Exercise directions:
Select every line containing the word "worksheet" from the material, and copy those lines.

******************************

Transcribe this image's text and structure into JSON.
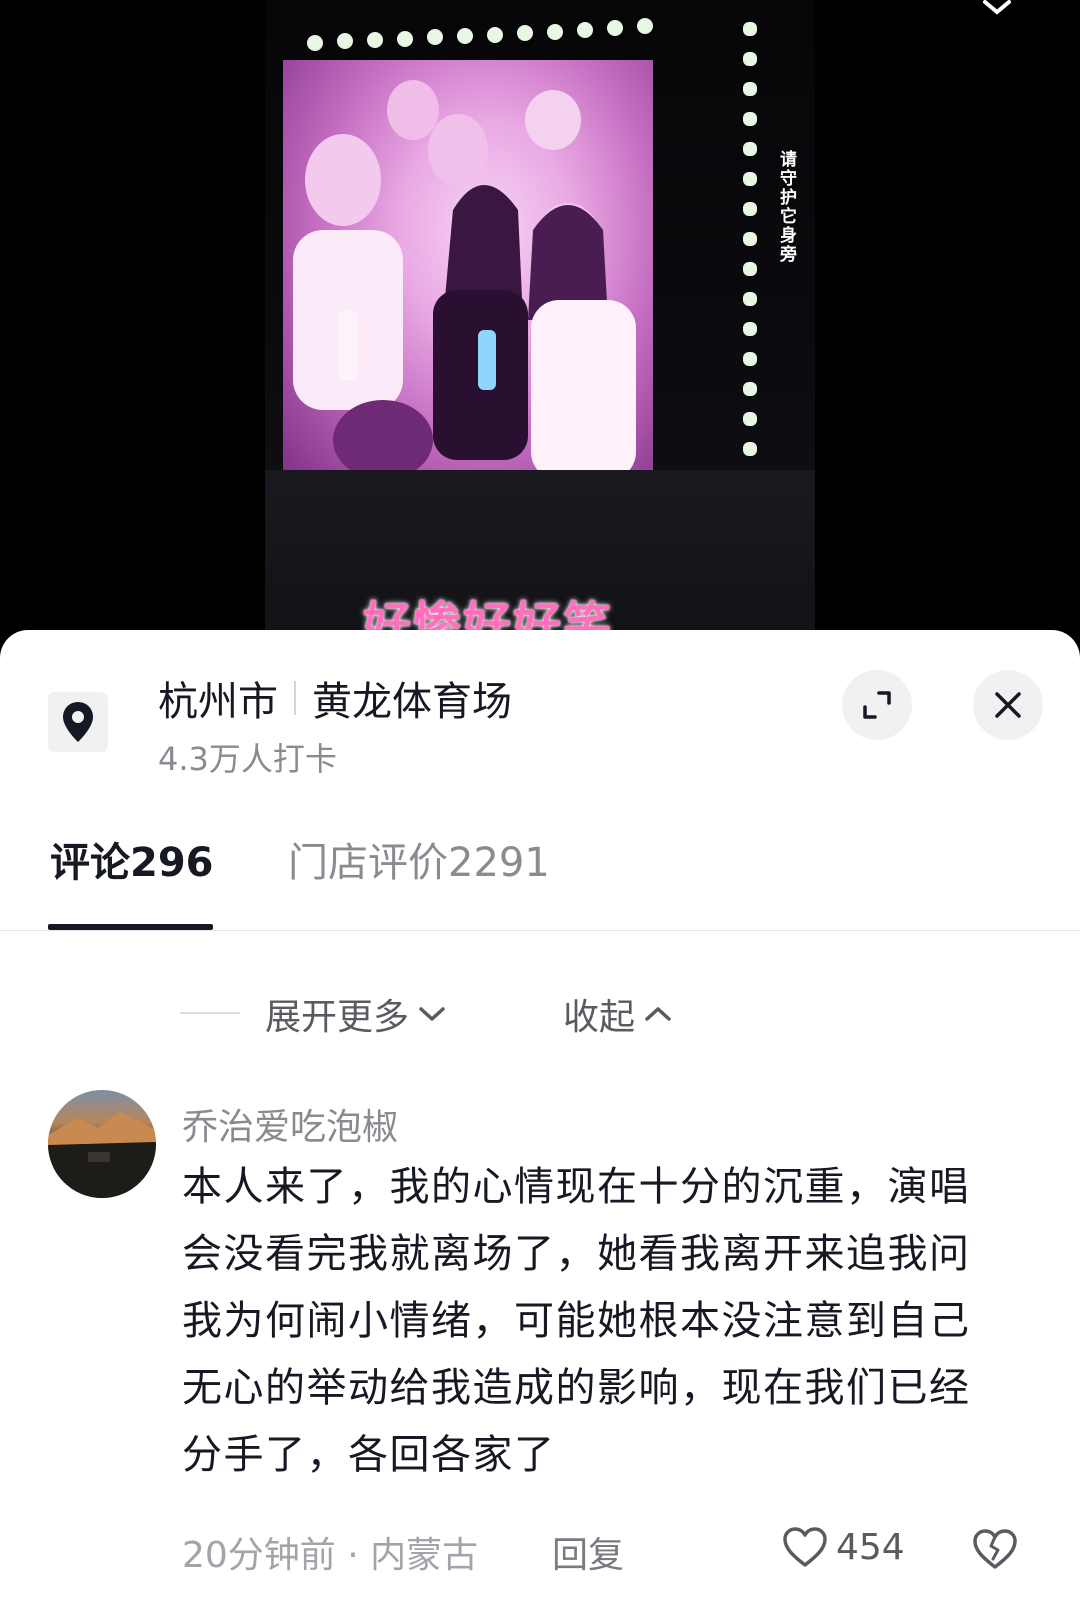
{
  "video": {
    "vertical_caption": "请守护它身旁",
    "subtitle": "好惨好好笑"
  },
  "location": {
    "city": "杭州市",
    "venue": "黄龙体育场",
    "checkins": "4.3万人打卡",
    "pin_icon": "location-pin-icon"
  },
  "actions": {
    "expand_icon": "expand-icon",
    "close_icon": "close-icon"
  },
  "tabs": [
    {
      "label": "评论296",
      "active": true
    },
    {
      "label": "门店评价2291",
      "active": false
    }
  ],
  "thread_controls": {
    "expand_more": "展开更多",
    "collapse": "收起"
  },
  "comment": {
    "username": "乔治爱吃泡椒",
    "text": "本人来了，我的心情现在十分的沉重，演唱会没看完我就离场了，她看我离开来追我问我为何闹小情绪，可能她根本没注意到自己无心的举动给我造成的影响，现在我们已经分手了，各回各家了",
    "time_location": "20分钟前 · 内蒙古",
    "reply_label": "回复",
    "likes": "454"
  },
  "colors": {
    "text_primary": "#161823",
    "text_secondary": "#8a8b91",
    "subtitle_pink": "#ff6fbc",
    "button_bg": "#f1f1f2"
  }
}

******************************

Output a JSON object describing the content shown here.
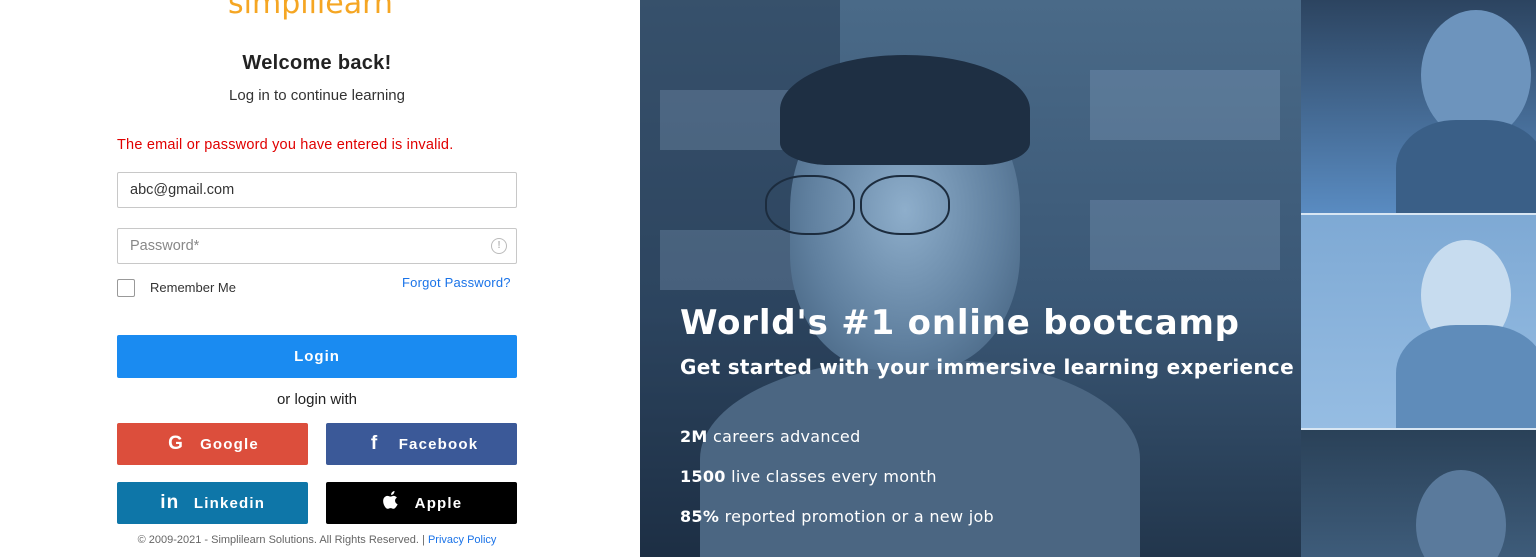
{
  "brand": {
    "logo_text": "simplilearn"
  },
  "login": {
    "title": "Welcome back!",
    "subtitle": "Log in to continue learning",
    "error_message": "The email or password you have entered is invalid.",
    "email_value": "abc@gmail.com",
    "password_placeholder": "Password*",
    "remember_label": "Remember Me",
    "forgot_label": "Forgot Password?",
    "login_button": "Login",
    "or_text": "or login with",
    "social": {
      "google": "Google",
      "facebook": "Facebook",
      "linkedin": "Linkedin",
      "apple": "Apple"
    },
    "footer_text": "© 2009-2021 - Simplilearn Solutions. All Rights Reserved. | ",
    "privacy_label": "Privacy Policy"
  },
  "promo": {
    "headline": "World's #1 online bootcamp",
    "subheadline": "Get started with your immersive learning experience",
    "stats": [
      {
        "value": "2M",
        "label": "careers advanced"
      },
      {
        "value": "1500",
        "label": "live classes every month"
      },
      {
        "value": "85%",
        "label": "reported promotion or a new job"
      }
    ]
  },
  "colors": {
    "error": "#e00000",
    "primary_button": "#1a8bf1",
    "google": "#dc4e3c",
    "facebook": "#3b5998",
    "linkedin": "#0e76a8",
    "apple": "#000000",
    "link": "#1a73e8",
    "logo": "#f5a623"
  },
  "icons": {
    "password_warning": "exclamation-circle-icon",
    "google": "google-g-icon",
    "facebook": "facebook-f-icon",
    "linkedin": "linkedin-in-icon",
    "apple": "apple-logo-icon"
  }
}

******************************

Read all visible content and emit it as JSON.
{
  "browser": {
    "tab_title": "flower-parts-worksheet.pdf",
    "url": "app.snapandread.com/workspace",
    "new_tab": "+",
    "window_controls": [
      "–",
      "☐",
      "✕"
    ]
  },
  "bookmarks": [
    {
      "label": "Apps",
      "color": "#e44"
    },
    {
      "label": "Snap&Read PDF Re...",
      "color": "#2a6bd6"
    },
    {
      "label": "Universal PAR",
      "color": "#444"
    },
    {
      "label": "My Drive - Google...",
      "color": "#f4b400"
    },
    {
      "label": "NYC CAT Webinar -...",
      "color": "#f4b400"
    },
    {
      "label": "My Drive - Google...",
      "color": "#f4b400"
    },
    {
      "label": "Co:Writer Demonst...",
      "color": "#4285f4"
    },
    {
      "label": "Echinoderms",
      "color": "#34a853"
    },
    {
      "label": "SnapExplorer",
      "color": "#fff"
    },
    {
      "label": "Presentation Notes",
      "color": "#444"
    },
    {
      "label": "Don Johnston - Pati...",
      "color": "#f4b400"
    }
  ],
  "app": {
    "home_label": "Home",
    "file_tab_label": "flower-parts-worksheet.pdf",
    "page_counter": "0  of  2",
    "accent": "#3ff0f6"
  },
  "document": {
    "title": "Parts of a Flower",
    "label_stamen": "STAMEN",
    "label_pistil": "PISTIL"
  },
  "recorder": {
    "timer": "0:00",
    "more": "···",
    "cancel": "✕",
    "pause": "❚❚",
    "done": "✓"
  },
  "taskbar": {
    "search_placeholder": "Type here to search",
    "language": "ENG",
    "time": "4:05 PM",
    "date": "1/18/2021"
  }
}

******************************

Task solution:
    "tab_title": "flower-parts-worksheet.pdf",
    "file_tab_label": "flower-parts-worksheet.pdf",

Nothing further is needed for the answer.